▸ EXERCISE
Reproduce all entries word for word.

[Stored items]
▬▬▬▬▬▬▬▬▬▬

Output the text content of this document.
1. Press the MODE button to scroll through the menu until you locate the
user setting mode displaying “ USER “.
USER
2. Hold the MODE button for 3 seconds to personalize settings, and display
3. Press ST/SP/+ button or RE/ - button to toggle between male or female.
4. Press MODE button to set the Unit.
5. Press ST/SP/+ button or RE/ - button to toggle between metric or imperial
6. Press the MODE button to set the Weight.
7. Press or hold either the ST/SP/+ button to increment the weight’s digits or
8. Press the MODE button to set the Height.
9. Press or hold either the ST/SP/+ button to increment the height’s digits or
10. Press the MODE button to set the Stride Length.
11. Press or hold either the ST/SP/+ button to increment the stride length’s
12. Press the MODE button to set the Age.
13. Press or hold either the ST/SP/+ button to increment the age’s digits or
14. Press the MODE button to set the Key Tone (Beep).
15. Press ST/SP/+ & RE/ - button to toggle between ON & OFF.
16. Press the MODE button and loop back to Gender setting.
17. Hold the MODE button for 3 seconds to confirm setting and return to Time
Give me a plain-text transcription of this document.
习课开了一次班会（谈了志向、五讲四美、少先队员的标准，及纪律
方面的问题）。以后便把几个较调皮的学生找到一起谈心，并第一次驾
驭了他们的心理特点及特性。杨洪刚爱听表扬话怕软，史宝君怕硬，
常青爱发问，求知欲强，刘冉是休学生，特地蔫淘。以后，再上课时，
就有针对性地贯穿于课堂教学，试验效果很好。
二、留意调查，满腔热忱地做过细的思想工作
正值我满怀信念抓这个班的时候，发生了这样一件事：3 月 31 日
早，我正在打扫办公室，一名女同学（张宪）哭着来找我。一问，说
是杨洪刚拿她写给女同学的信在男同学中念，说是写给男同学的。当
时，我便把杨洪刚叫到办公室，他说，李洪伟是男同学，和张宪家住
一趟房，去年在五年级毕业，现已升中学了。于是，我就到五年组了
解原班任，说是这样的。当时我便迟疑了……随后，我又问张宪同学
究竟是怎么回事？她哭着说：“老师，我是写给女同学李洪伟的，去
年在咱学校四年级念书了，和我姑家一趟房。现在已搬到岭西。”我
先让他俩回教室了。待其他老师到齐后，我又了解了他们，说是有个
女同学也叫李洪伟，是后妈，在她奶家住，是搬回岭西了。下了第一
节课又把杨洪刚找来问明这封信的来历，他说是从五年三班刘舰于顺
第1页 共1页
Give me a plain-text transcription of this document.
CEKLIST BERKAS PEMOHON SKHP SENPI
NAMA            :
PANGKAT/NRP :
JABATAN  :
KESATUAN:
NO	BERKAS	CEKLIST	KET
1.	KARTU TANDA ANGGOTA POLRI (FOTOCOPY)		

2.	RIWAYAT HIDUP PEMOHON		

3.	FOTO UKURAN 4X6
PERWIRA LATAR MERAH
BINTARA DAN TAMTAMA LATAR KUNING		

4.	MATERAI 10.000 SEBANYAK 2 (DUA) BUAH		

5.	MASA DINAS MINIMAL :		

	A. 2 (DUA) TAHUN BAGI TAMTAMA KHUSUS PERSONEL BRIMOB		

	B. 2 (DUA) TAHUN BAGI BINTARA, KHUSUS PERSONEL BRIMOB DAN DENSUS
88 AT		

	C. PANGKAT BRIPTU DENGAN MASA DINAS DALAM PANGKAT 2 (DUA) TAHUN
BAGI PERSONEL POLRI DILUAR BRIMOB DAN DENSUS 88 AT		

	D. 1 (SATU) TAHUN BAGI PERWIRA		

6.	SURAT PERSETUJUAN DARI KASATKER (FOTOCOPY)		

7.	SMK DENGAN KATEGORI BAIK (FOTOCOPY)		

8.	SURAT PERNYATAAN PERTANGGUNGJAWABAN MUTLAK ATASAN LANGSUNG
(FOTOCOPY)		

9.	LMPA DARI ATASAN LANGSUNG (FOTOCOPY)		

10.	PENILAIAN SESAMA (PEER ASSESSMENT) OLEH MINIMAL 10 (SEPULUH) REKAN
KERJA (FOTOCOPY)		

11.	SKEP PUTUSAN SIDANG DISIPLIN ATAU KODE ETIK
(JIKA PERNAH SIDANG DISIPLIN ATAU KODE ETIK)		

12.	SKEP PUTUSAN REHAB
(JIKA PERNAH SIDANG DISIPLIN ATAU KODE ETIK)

▬▬▬▬▬▬▬▬▬▬

▸ RESULT OF THE EXERCISE
Output the text content of this document.
1. Press the MODE button to scroll through the menu until you locate the
user setting mode displaying “ USER “.
USER
2. Hold the MODE button for 3 seconds to personalize settings, and display
3. Press ST/SP/+ button or RE/ - button to toggle between male or female.
4. Press MODE button to set the Unit.
5. Press ST/SP/+ button or RE/ - button to toggle between metric or imperial
6. Press the MODE button to set the Weight.
7. Press or hold either the ST/SP/+ button to increment the weight’s digits or
8. Press the MODE button to set the Height.
9. Press or hold either the ST/SP/+ button to increment the height’s digits or
10. Press the MODE button to set the Stride Length.
11. Press or hold either the ST/SP/+ button to increment the stride length’s
12. Press the MODE button to set the Age.
13. Press or hold either the ST/SP/+ button to increment the age’s digits or
14. Press the MODE button to set the Key Tone (Beep).
15. Press ST/SP/+ & RE/ - button to toggle between ON & OFF.
16. Press the MODE button and loop back to Gender setting.
17. Hold the MODE button for 3 seconds to confirm setting and return to Time
Give me a plain-text transcription of this document.
习课开了一次班会（谈了志向、五讲四美、少先队员的标准，及纪律
方面的问题）。以后便把几个较调皮的学生找到一起谈心，并第一次驾
驭了他们的心理特点及特性。杨洪刚爱听表扬话怕软，史宝君怕硬，
常青爱发问，求知欲强，刘冉是休学生，特地蔫淘。以后，再上课时，
就有针对性地贯穿于课堂教学，试验效果很好。
二、留意调查，满腔热忱地做过细的思想工作
正值我满怀信念抓这个班的时候，发生了这样一件事：3 月 31 日
早，我正在打扫办公室，一名女同学（张宪）哭着来找我。一问，说
是杨洪刚拿她写给女同学的信在男同学中念，说是写给男同学的。当
时，我便把杨洪刚叫到办公室，他说，李洪伟是男同学，和张宪家住
一趟房，去年在五年级毕业，现已升中学了。于是，我就到五年组了
解原班任，说是这样的。当时我便迟疑了……随后，我又问张宪同学
究竟是怎么回事？她哭着说：“老师，我是写给女同学李洪伟的，去
年在咱学校四年级念书了，和我姑家一趟房。现在已搬到岭西。”我
先让他俩回教室了。待其他老师到齐后，我又了解了他们，说是有个
女同学也叫李洪伟，是后妈，在她奶家住，是搬回岭西了。下了第一
节课又把杨洪刚找来问明这封信的来历，他说是从五年三班刘舰于顺
第1页 共1页
Give me a plain-text transcription of this document.
CEKLIST BERKAS PEMOHON SKHP SENPI
NAMA            :
PANGKAT/NRP :
JABATAN  :
KESATUAN:
NO	BERKAS	CEKLIST	KET
1.	KARTU TANDA ANGGOTA POLRI (FOTOCOPY)		

2.	RIWAYAT HIDUP PEMOHON		

3.	FOTO UKURAN 4X6
PERWIRA LATAR MERAH
BINTARA DAN TAMTAMA LATAR KUNING		

4.	MATERAI 10.000 SEBANYAK 2 (DUA) BUAH		

5.	MASA DINAS MINIMAL :		

	A. 2 (DUA) TAHUN BAGI TAMTAMA KHUSUS PERSONEL BRIMOB		

	B. 2 (DUA) TAHUN BAGI BINTARA, KHUSUS PERSONEL BRIMOB DAN DENSUS
88 AT		

	C. PANGKAT BRIPTU DENGAN MASA DINAS DALAM PANGKAT 2 (DUA) TAHUN
BAGI PERSONEL POLRI DILUAR BRIMOB DAN DENSUS 88 AT		

	D. 1 (SATU) TAHUN BAGI PERWIRA		

6.	SURAT PERSETUJUAN DARI KASATKER (FOTOCOPY)		

7.	SMK DENGAN KATEGORI BAIK (FOTOCOPY)		

8.	SURAT PERNYATAAN PERTANGGUNGJAWABAN MUTLAK ATASAN LANGSUNG
(FOTOCOPY)		

9.	LMPA DARI ATASAN LANGSUNG (FOTOCOPY)		

10.	PENILAIAN SESAMA (PEER ASSESSMENT) OLEH MINIMAL 10 (SEPULUH) REKAN
KERJA (FOTOCOPY)		

11.	SKEP PUTUSAN SIDANG DISIPLIN ATAU KODE ETIK
(JIKA PERNAH SIDANG DISIPLIN ATAU KODE ETIK)		

12.	SKEP PUTUSAN REHAB
(JIKA PERNAH SIDANG DISIPLIN ATAU KODE ETIK)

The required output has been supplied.